(What is needed): Filter the data for lines with the word "零一九零贰", then copy every line so identified.

(Records provided):
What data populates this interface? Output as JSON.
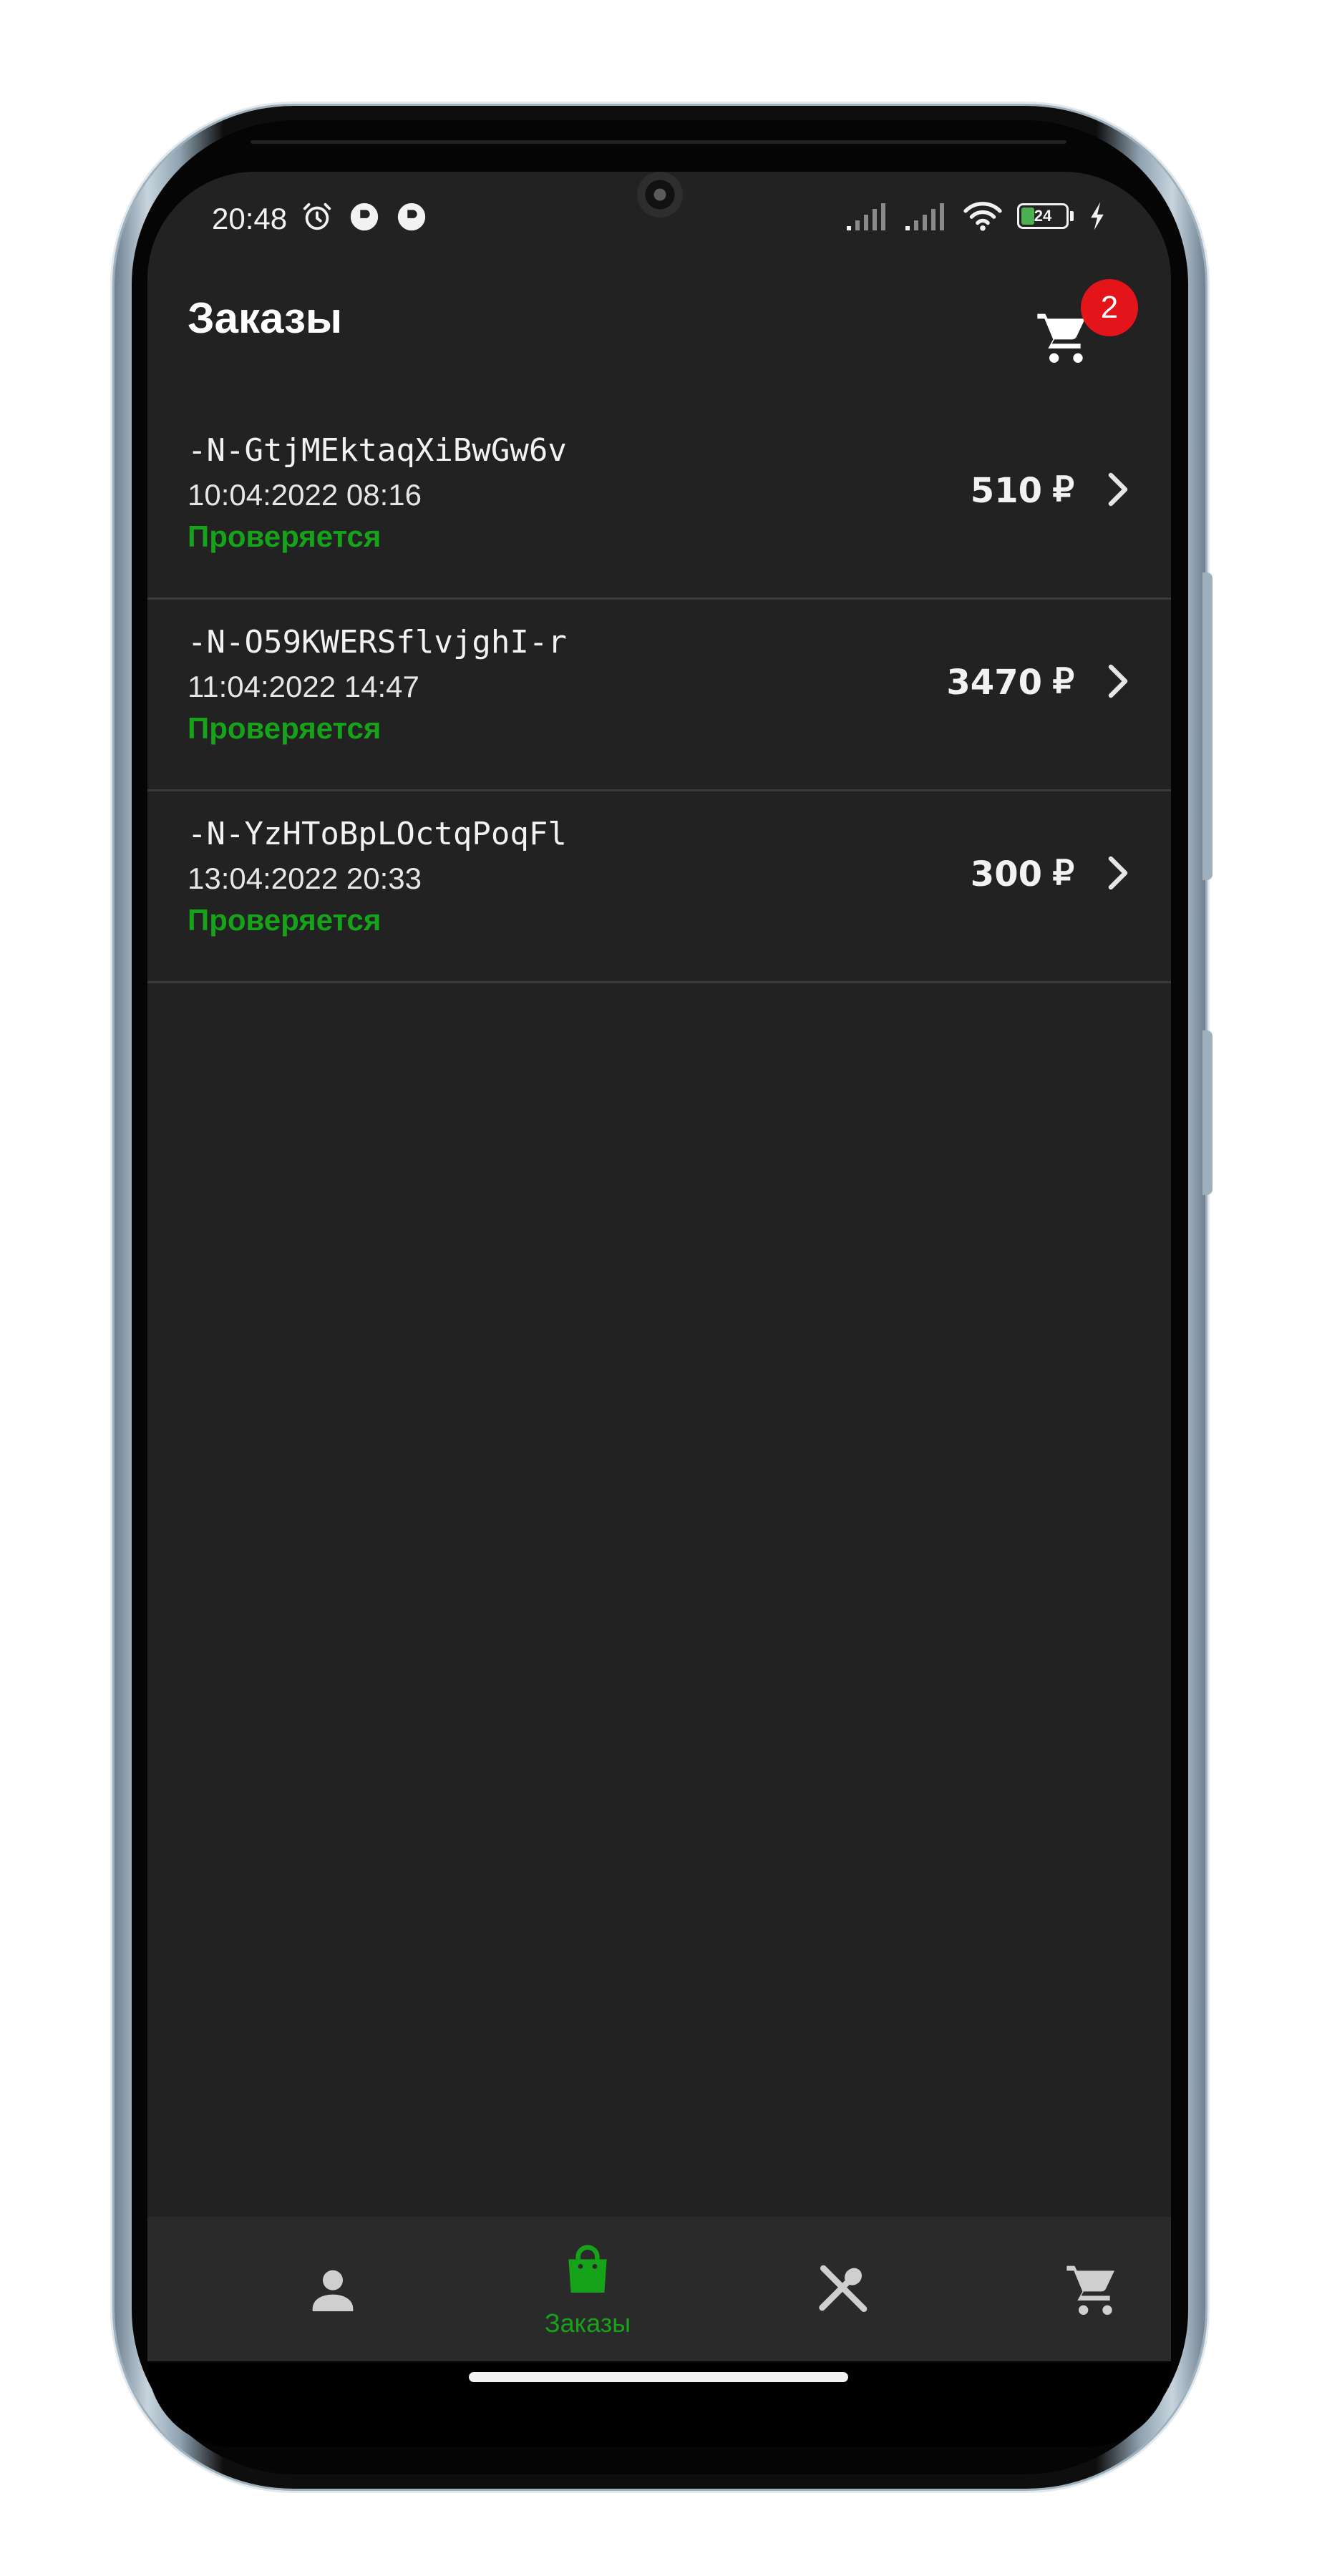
{
  "status_bar": {
    "time": "20:48",
    "battery": "24"
  },
  "app_bar": {
    "title": "Заказы",
    "cart_badge": "2"
  },
  "orders": [
    {
      "id": "-N-GtjMEktaqXiBwGw6v",
      "date": "10:04:2022 08:16",
      "status": "Проверяется",
      "price": "510",
      "currency": "₽"
    },
    {
      "id": "-N-O59KWERSflvjghI-r",
      "date": "11:04:2022 14:47",
      "status": "Проверяется",
      "price": "3470",
      "currency": "₽"
    },
    {
      "id": "-N-YzHToBpLOctqPoqFl",
      "date": "13:04:2022 20:33",
      "status": "Проверяется",
      "price": "300",
      "currency": "₽"
    }
  ],
  "bottom_nav": {
    "items": [
      {
        "icon": "person-icon",
        "label": "",
        "active": false
      },
      {
        "icon": "shopping-bag-icon",
        "label": "Заказы",
        "active": true
      },
      {
        "icon": "utensils-icon",
        "label": "",
        "active": false
      },
      {
        "icon": "cart-icon",
        "label": "",
        "active": false
      }
    ]
  },
  "colors": {
    "background": "#222222",
    "accent_green": "#16a31a",
    "badge_red": "#e3141a",
    "nav_background": "#2a2a2a",
    "inactive_icon": "#cfcfcf"
  }
}
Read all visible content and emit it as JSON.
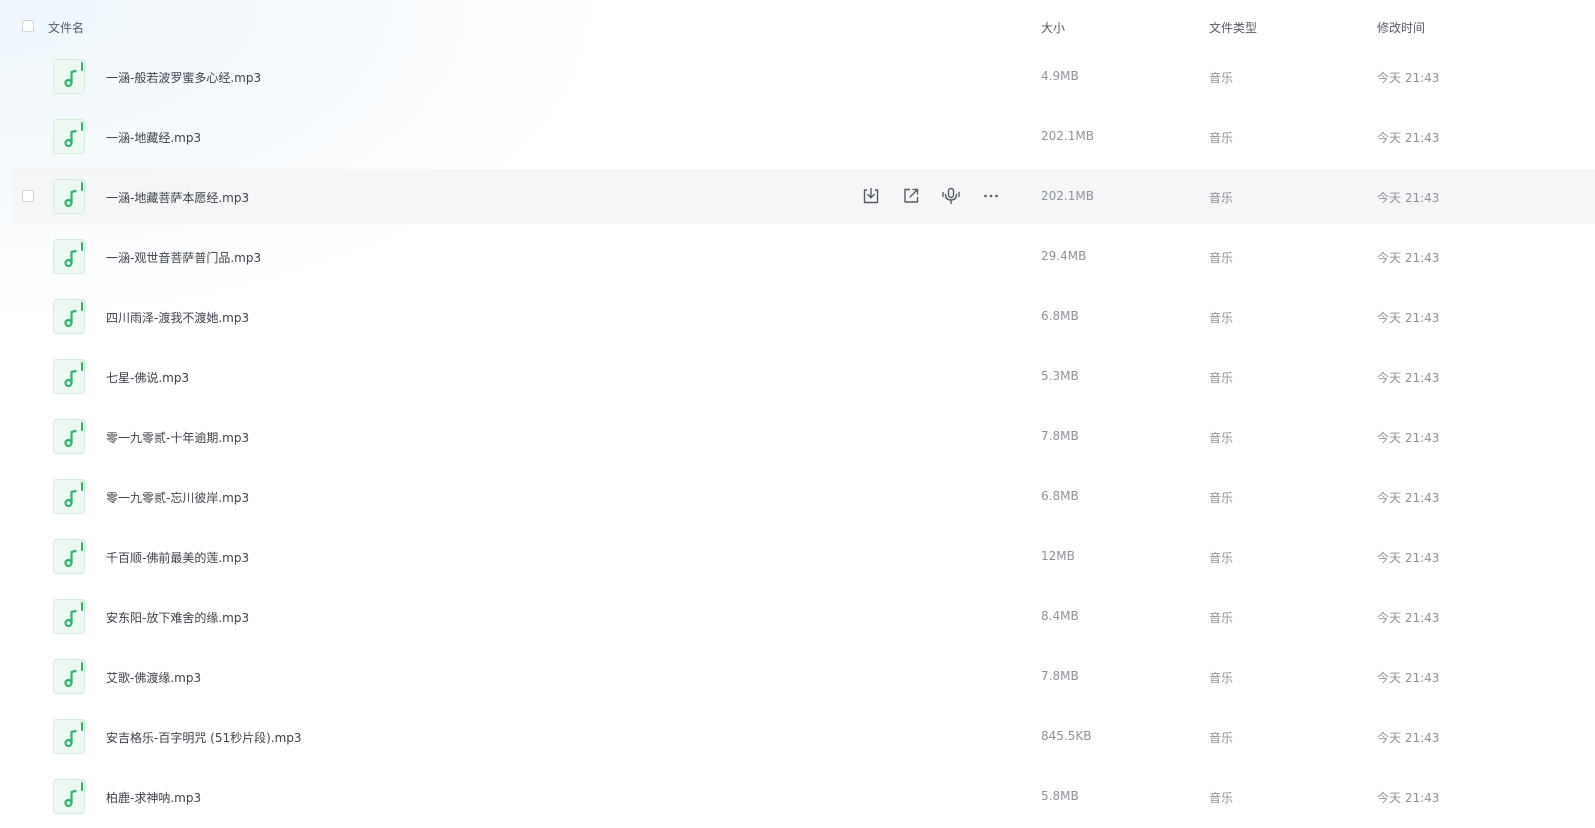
{
  "header": {
    "name_label": "文件名",
    "size_label": "大小",
    "type_label": "文件类型",
    "time_label": "修改时间"
  },
  "colors": {
    "icon_green": "#2db36c",
    "hover_row": "#f5f6f8"
  },
  "row_actions": [
    "download-icon",
    "share-icon",
    "voice-icon",
    "more-icon"
  ],
  "files": [
    {
      "name": "一涵-般若波罗蜜多心经.mp3",
      "size": "4.9MB",
      "type": "音乐",
      "time": "今天 21:43"
    },
    {
      "name": "一涵-地藏经.mp3",
      "size": "202.1MB",
      "type": "音乐",
      "time": "今天 21:43"
    },
    {
      "name": "一涵-地藏菩萨本愿经.mp3",
      "size": "202.1MB",
      "type": "音乐",
      "time": "今天 21:43"
    },
    {
      "name": "一涵-观世音菩萨普门品.mp3",
      "size": "29.4MB",
      "type": "音乐",
      "time": "今天 21:43"
    },
    {
      "name": "四川雨泽-渡我不渡她.mp3",
      "size": "6.8MB",
      "type": "音乐",
      "time": "今天 21:43"
    },
    {
      "name": "七星-佛说.mp3",
      "size": "5.3MB",
      "type": "音乐",
      "time": "今天 21:43"
    },
    {
      "name": "零一九零贰-十年逾期.mp3",
      "size": "7.8MB",
      "type": "音乐",
      "time": "今天 21:43"
    },
    {
      "name": "零一九零贰-忘川彼岸.mp3",
      "size": "6.8MB",
      "type": "音乐",
      "time": "今天 21:43"
    },
    {
      "name": "千百顺-佛前最美的莲.mp3",
      "size": "12MB",
      "type": "音乐",
      "time": "今天 21:43"
    },
    {
      "name": "安东阳-放下难舍的缘.mp3",
      "size": "8.4MB",
      "type": "音乐",
      "time": "今天 21:43"
    },
    {
      "name": "艾歌-佛渡缘.mp3",
      "size": "7.8MB",
      "type": "音乐",
      "time": "今天 21:43"
    },
    {
      "name": "安吉格乐-百字明咒 (51秒片段).mp3",
      "size": "845.5KB",
      "type": "音乐",
      "time": "今天 21:43"
    },
    {
      "name": "柏鹿-求神呐.mp3",
      "size": "5.8MB",
      "type": "音乐",
      "time": "今天 21:43"
    }
  ]
}
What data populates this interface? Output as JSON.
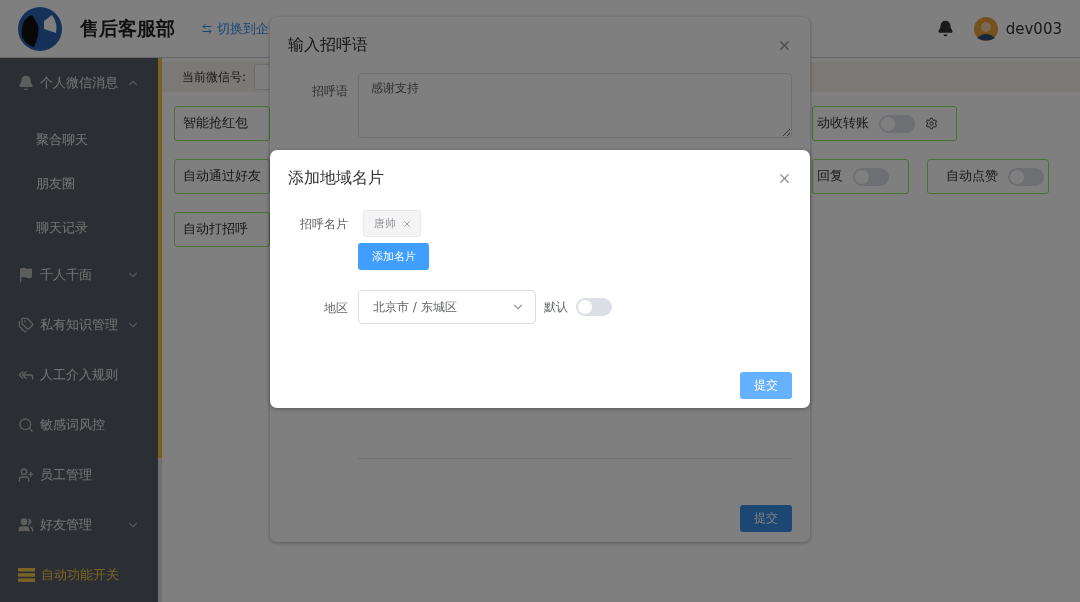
{
  "header": {
    "title": "售后客服部",
    "switch_link": "切换到企",
    "username": "dev003"
  },
  "sidebar": {
    "items": [
      {
        "label": "个人微信消息",
        "selected": false,
        "expanded": true,
        "children": [
          {
            "label": "聚合聊天",
            "selected": false
          },
          {
            "label": "朋友圈",
            "selected": false
          },
          {
            "label": "聊天记录",
            "selected": false
          }
        ]
      },
      {
        "label": "千人千面",
        "selected": false,
        "expanded": false
      },
      {
        "label": "私有知识管理",
        "selected": false,
        "expanded": false
      },
      {
        "label": "人工介入规则",
        "selected": false
      },
      {
        "label": "敏感词风控",
        "selected": false
      },
      {
        "label": "员工管理",
        "selected": false
      },
      {
        "label": "好友管理",
        "selected": false,
        "expanded": false
      },
      {
        "label": "自动功能开关",
        "selected": true
      }
    ]
  },
  "content": {
    "wechat_label": "当前微信号:",
    "rows": [
      {
        "left": {
          "label": "智能抢红包"
        },
        "right": [
          {
            "kind": "switch-settings",
            "label": "动收转账",
            "on": false
          }
        ]
      },
      {
        "left": {
          "label": "自动通过好友"
        },
        "right": [
          {
            "kind": "switch",
            "label": "回复",
            "on": false
          },
          {
            "kind": "switch",
            "label": "自动点赞",
            "on": false
          }
        ]
      },
      {
        "left": {
          "label": "自动打招呼"
        },
        "right": []
      }
    ]
  },
  "greeting_dialog": {
    "title": "输入招呼语",
    "field_label": "招呼语",
    "value": "感谢支持",
    "submit": "提交"
  },
  "card_dialog": {
    "title": "添加地域名片",
    "card_label": "招呼名片",
    "tags": [
      "唐帅"
    ],
    "add_button": "添加名片",
    "region_label": "地区",
    "region_value": "北京市 / 东城区",
    "default_label": "默认",
    "default_on": false,
    "submit": "提交"
  }
}
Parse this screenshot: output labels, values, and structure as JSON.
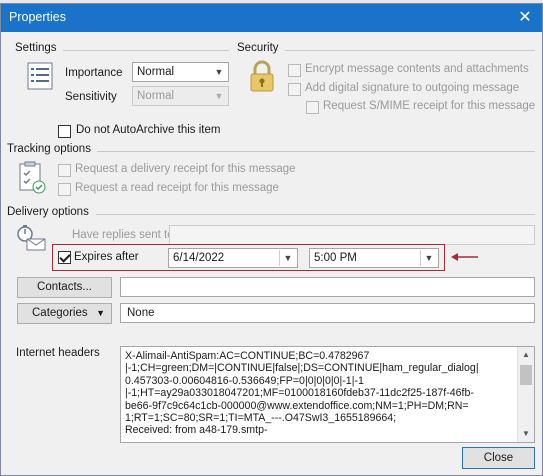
{
  "window": {
    "title": "Properties"
  },
  "settings": {
    "section_label": "Settings",
    "importance_label": "Importance",
    "importance_value": "Normal",
    "sensitivity_label": "Sensitivity",
    "sensitivity_value": "Normal",
    "autoarchive_label": "Do not AutoArchive this item"
  },
  "security": {
    "section_label": "Security",
    "encrypt_label": "Encrypt message contents and attachments",
    "signature_label": "Add digital signature to outgoing message",
    "smime_label": "Request S/MIME receipt for this message"
  },
  "tracking": {
    "section_label": "Tracking options",
    "delivery_receipt_label": "Request a delivery receipt for this message",
    "read_receipt_label": "Request a read receipt for this message"
  },
  "delivery": {
    "section_label": "Delivery options",
    "replies_label": "Have replies sent to",
    "expires_label": "Expires after",
    "expires_checked": true,
    "date_value": "6/14/2022",
    "time_value": "5:00 PM",
    "contacts_button": "Contacts...",
    "categories_button": "Categories",
    "categories_value": "None"
  },
  "internet_headers": {
    "label": "Internet headers",
    "lines": [
      "X-Alimail-AntiSpam:AC=CONTINUE;BC=0.4782967",
      "|-1;CH=green;DM=|CONTINUE|false|;DS=CONTINUE|ham_regular_dialog|",
      "0.457303-0.00604816-0.536649;FP=0|0|0|0|0|-1|-1",
      "|-1;HT=ay29a033018047201;MF=0100018160fdeb37-11dc2f25-187f-46fb-",
      "be66-9f7c9c64c1cb-000000@www.extendoffice.com;NM=1;PH=DM;RN=",
      "1;RT=1;SC=80;SR=1;TI=MTA_---.O47SwI3_1655189664;",
      "Received: from a48-179.smtp-"
    ]
  },
  "footer": {
    "close_button": "Close"
  },
  "colors": {
    "titlebar": "#1a73c8",
    "highlight_box": "#a52a3a"
  }
}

(The completed task):
      "name": "零一九零贰-十年逾期.mp3",
      "name": "零一九零贰-忘川彼岸.mp3",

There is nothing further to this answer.